**GIVEN REQUEST:** Report how many lines in the listing below include the word "JSON". Write nothing besides the number.

───── INPUT RECORDS

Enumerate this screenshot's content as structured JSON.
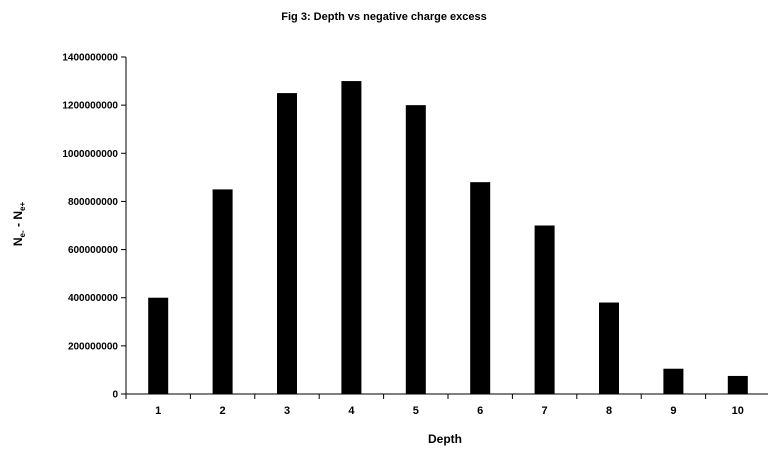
{
  "chart_data": {
    "type": "bar",
    "title": "Fig 3: Depth vs negative charge excess",
    "xlabel": "Depth",
    "ylabel": {
      "main_1": "N",
      "sub_1": "e-",
      "separator": " - ",
      "main_2": "N",
      "sub_2": "e+"
    },
    "categories": [
      "1",
      "2",
      "3",
      "4",
      "5",
      "6",
      "7",
      "8",
      "9",
      "10"
    ],
    "values": [
      400000000,
      850000000,
      1250000000,
      1300000000,
      1200000000,
      880000000,
      700000000,
      380000000,
      105000000,
      75000000
    ],
    "ylim": [
      0,
      1400000000
    ],
    "yticks": [
      "0",
      "200000000",
      "400000000",
      "600000000",
      "800000000",
      "1000000000",
      "1200000000",
      "1400000000"
    ],
    "grid": false,
    "legend": "none",
    "bar_color": "#000000"
  }
}
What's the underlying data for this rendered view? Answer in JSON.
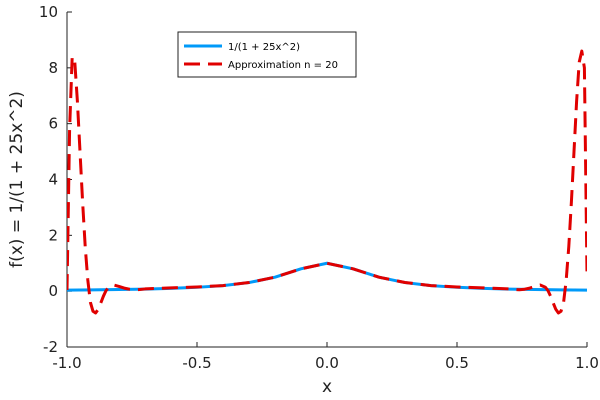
{
  "chart_data": {
    "type": "line",
    "xlabel": "x",
    "ylabel": "f(x) = 1/(1 + 25x^2)",
    "xlim": [
      -1.0,
      1.0
    ],
    "ylim": [
      -2,
      10
    ],
    "grid": false,
    "legend_position": "top-center",
    "x_ticks": [
      -1.0,
      -0.5,
      0.0,
      0.5,
      1.0
    ],
    "x_tick_labels": [
      "-1.0",
      "-0.5",
      "0.0",
      "0.5",
      "1.0"
    ],
    "y_ticks": [
      -2,
      0,
      2,
      4,
      6,
      8,
      10
    ],
    "y_tick_labels": [
      "-2",
      "0",
      "2",
      "4",
      "6",
      "8",
      "10"
    ],
    "series": [
      {
        "name": "1/(1 + 25x^2)",
        "style": "solid",
        "color": "#009AF9",
        "x": [
          -1.0,
          -0.9,
          -0.8,
          -0.7,
          -0.6,
          -0.5,
          -0.4,
          -0.3,
          -0.2,
          -0.1,
          0.0,
          0.1,
          0.2,
          0.3,
          0.4,
          0.5,
          0.6,
          0.7,
          0.8,
          0.9,
          1.0
        ],
        "y": [
          0.038,
          0.047,
          0.059,
          0.075,
          0.1,
          0.138,
          0.2,
          0.308,
          0.5,
          0.8,
          1.0,
          0.8,
          0.5,
          0.308,
          0.2,
          0.138,
          0.1,
          0.075,
          0.059,
          0.047,
          0.038
        ]
      },
      {
        "name": "Approximation n = 20",
        "style": "dashed",
        "color": "#E00000",
        "x": [
          -1.0,
          -0.99,
          -0.98,
          -0.97,
          -0.96,
          -0.95,
          -0.94,
          -0.93,
          -0.92,
          -0.91,
          -0.9,
          -0.89,
          -0.88,
          -0.87,
          -0.86,
          -0.85,
          -0.84,
          -0.82,
          -0.8,
          -0.78,
          -0.76,
          -0.74,
          -0.72,
          -0.7,
          -0.65,
          -0.6,
          -0.5,
          -0.4,
          -0.3,
          -0.2,
          -0.1,
          0.0,
          0.1,
          0.2,
          0.3,
          0.4,
          0.5,
          0.6,
          0.65,
          0.7,
          0.72,
          0.74,
          0.76,
          0.78,
          0.8,
          0.82,
          0.84,
          0.85,
          0.86,
          0.87,
          0.88,
          0.89,
          0.9,
          0.91,
          0.92,
          0.93,
          0.94,
          0.95,
          0.96,
          0.97,
          0.98,
          0.99,
          1.0
        ],
        "y": [
          0.04,
          5.8,
          8.4,
          8.2,
          6.8,
          5.0,
          3.2,
          1.6,
          0.4,
          -0.4,
          -0.72,
          -0.78,
          -0.65,
          -0.42,
          -0.18,
          0.02,
          0.14,
          0.22,
          0.17,
          0.11,
          0.07,
          0.05,
          0.06,
          0.08,
          0.1,
          0.12,
          0.15,
          0.2,
          0.31,
          0.5,
          0.8,
          1.0,
          0.8,
          0.5,
          0.31,
          0.2,
          0.15,
          0.12,
          0.1,
          0.08,
          0.06,
          0.05,
          0.07,
          0.11,
          0.17,
          0.22,
          0.14,
          0.02,
          -0.18,
          -0.42,
          -0.65,
          -0.78,
          -0.72,
          -0.4,
          0.4,
          1.6,
          3.2,
          5.0,
          6.8,
          8.2,
          8.6,
          8.0,
          0.6
        ]
      }
    ]
  }
}
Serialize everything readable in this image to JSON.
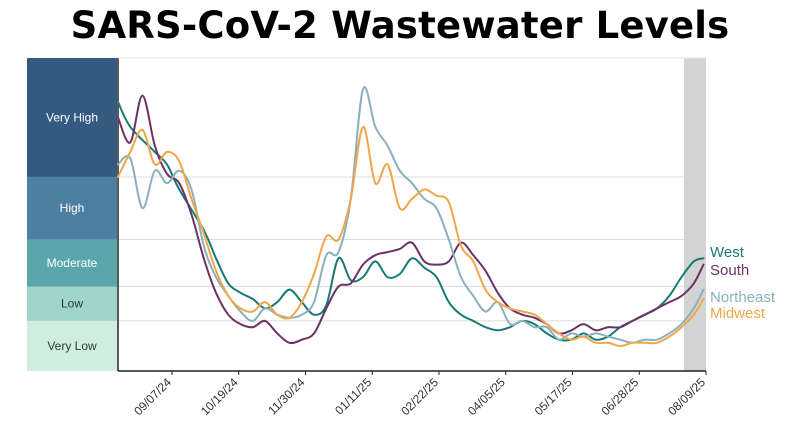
{
  "chart_data": {
    "type": "line",
    "title": "SARS-CoV-2 Wastewater Levels",
    "xlabel": "",
    "ylabel": "",
    "x_ticks": [
      "09/07/24",
      "10/19/24",
      "11/30/24",
      "01/11/25",
      "02/22/25",
      "04/05/25",
      "05/17/25",
      "06/28/25",
      "08/09/25"
    ],
    "x_range": [
      -3,
      45
    ],
    "ylim": [
      0,
      100
    ],
    "grid": true,
    "shaded_recent_period": true,
    "levels": [
      {
        "name": "Very High",
        "from": 62,
        "to": 100,
        "color": "#355a80",
        "text_color": "#ffffff"
      },
      {
        "name": "High",
        "from": 42,
        "to": 62,
        "color": "#4d7fa0",
        "text_color": "#ffffff"
      },
      {
        "name": "Moderate",
        "from": 27,
        "to": 42,
        "color": "#5aa6ab",
        "text_color": "#ffffff"
      },
      {
        "name": "Low",
        "from": 16,
        "to": 27,
        "color": "#9fd6c9",
        "text_color": "#2a3a3a"
      },
      {
        "name": "Very Low",
        "from": 0,
        "to": 16,
        "color": "#cfeedd",
        "text_color": "#2a3a3a"
      }
    ],
    "series": [
      {
        "name": "West",
        "color": "#177a74",
        "label_color": "#177a74",
        "values": [
          [
            -3,
            86
          ],
          [
            -2,
            78
          ],
          [
            0,
            70
          ],
          [
            1,
            66
          ],
          [
            2,
            58
          ],
          [
            4,
            45
          ],
          [
            5,
            36
          ],
          [
            6,
            28
          ],
          [
            7,
            25
          ],
          [
            8,
            23
          ],
          [
            9,
            20
          ],
          [
            10,
            22
          ],
          [
            11,
            26
          ],
          [
            12,
            22
          ],
          [
            13,
            18
          ],
          [
            14,
            21
          ],
          [
            15,
            36
          ],
          [
            16,
            29
          ],
          [
            17,
            30
          ],
          [
            18,
            35
          ],
          [
            19,
            30
          ],
          [
            20,
            31
          ],
          [
            21,
            36
          ],
          [
            22,
            33
          ],
          [
            23,
            30
          ],
          [
            24,
            22
          ],
          [
            25,
            18
          ],
          [
            26,
            16
          ],
          [
            27,
            14
          ],
          [
            28,
            13
          ],
          [
            29,
            14
          ],
          [
            30,
            16
          ],
          [
            31,
            15
          ],
          [
            32,
            12
          ],
          [
            33,
            10
          ],
          [
            34,
            10
          ],
          [
            35,
            12
          ],
          [
            36,
            10
          ],
          [
            37,
            11
          ],
          [
            38,
            14
          ],
          [
            39,
            16
          ],
          [
            40,
            18
          ],
          [
            41,
            20
          ],
          [
            42,
            24
          ],
          [
            43,
            30
          ],
          [
            44,
            35
          ],
          [
            44.8,
            36
          ]
        ]
      },
      {
        "name": "South",
        "color": "#6c3266",
        "label_color": "#6c3266",
        "values": [
          [
            -3,
            81
          ],
          [
            -2,
            73
          ],
          [
            -1,
            88
          ],
          [
            0,
            72
          ],
          [
            1,
            63
          ],
          [
            2,
            60
          ],
          [
            3,
            50
          ],
          [
            4,
            36
          ],
          [
            5,
            25
          ],
          [
            6,
            18
          ],
          [
            7,
            15
          ],
          [
            8,
            14
          ],
          [
            9,
            16
          ],
          [
            10,
            12
          ],
          [
            11,
            9
          ],
          [
            12,
            10
          ],
          [
            13,
            12
          ],
          [
            14,
            20
          ],
          [
            15,
            27
          ],
          [
            16,
            28
          ],
          [
            17,
            34
          ],
          [
            18,
            37
          ],
          [
            19,
            38
          ],
          [
            20,
            39
          ],
          [
            21,
            41
          ],
          [
            22,
            35
          ],
          [
            23,
            34
          ],
          [
            24,
            35
          ],
          [
            25,
            41
          ],
          [
            26,
            37
          ],
          [
            27,
            32
          ],
          [
            28,
            25
          ],
          [
            29,
            20
          ],
          [
            30,
            18
          ],
          [
            31,
            17
          ],
          [
            32,
            15
          ],
          [
            33,
            12
          ],
          [
            34,
            13
          ],
          [
            35,
            15
          ],
          [
            36,
            13
          ],
          [
            37,
            14
          ],
          [
            38,
            14
          ],
          [
            39,
            16
          ],
          [
            40,
            18
          ],
          [
            41,
            20
          ],
          [
            42,
            22
          ],
          [
            43,
            24
          ],
          [
            44,
            28
          ],
          [
            44.8,
            34
          ]
        ]
      },
      {
        "name": "Northeast",
        "color": "#8ab0bd",
        "label_color": "#8ab0bd",
        "values": [
          [
            -3,
            66
          ],
          [
            -2,
            68
          ],
          [
            -1,
            52
          ],
          [
            0,
            64
          ],
          [
            1,
            60
          ],
          [
            2,
            64
          ],
          [
            3,
            58
          ],
          [
            4,
            40
          ],
          [
            5,
            30
          ],
          [
            6,
            24
          ],
          [
            7,
            19
          ],
          [
            8,
            16
          ],
          [
            9,
            20
          ],
          [
            10,
            18
          ],
          [
            11,
            17
          ],
          [
            12,
            18
          ],
          [
            13,
            22
          ],
          [
            14,
            37
          ],
          [
            15,
            38
          ],
          [
            16,
            55
          ],
          [
            17,
            90
          ],
          [
            18,
            78
          ],
          [
            19,
            72
          ],
          [
            20,
            64
          ],
          [
            21,
            60
          ],
          [
            22,
            55
          ],
          [
            23,
            52
          ],
          [
            24,
            42
          ],
          [
            25,
            30
          ],
          [
            26,
            24
          ],
          [
            27,
            19
          ],
          [
            28,
            22
          ],
          [
            29,
            15
          ],
          [
            30,
            16
          ],
          [
            31,
            14
          ],
          [
            32,
            14
          ],
          [
            33,
            10
          ],
          [
            34,
            12
          ],
          [
            35,
            11
          ],
          [
            36,
            12
          ],
          [
            37,
            11
          ],
          [
            38,
            10
          ],
          [
            39,
            9
          ],
          [
            40,
            10
          ],
          [
            41,
            10
          ],
          [
            42,
            12
          ],
          [
            43,
            15
          ],
          [
            44,
            20
          ],
          [
            44.8,
            26
          ]
        ]
      },
      {
        "name": "Midwest",
        "color": "#f0a649",
        "label_color": "#f0a649",
        "values": [
          [
            -3,
            62
          ],
          [
            -2,
            70
          ],
          [
            -1,
            77
          ],
          [
            0,
            66
          ],
          [
            1,
            70
          ],
          [
            2,
            67
          ],
          [
            3,
            55
          ],
          [
            4,
            44
          ],
          [
            5,
            32
          ],
          [
            6,
            24
          ],
          [
            7,
            20
          ],
          [
            8,
            19
          ],
          [
            9,
            22
          ],
          [
            10,
            18
          ],
          [
            11,
            17
          ],
          [
            12,
            22
          ],
          [
            13,
            31
          ],
          [
            14,
            43
          ],
          [
            15,
            42
          ],
          [
            16,
            55
          ],
          [
            17,
            78
          ],
          [
            18,
            60
          ],
          [
            19,
            66
          ],
          [
            20,
            52
          ],
          [
            21,
            55
          ],
          [
            22,
            58
          ],
          [
            23,
            56
          ],
          [
            24,
            54
          ],
          [
            25,
            40
          ],
          [
            26,
            35
          ],
          [
            27,
            26
          ],
          [
            28,
            22
          ],
          [
            29,
            20
          ],
          [
            30,
            19
          ],
          [
            31,
            18
          ],
          [
            32,
            15
          ],
          [
            33,
            12
          ],
          [
            34,
            10
          ],
          [
            35,
            11
          ],
          [
            36,
            9
          ],
          [
            37,
            9
          ],
          [
            38,
            8
          ],
          [
            39,
            9
          ],
          [
            40,
            9
          ],
          [
            41,
            9
          ],
          [
            42,
            11
          ],
          [
            43,
            14
          ],
          [
            44,
            18
          ],
          [
            44.8,
            23
          ]
        ]
      }
    ]
  }
}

──────────

**RESULT BELOW:** 3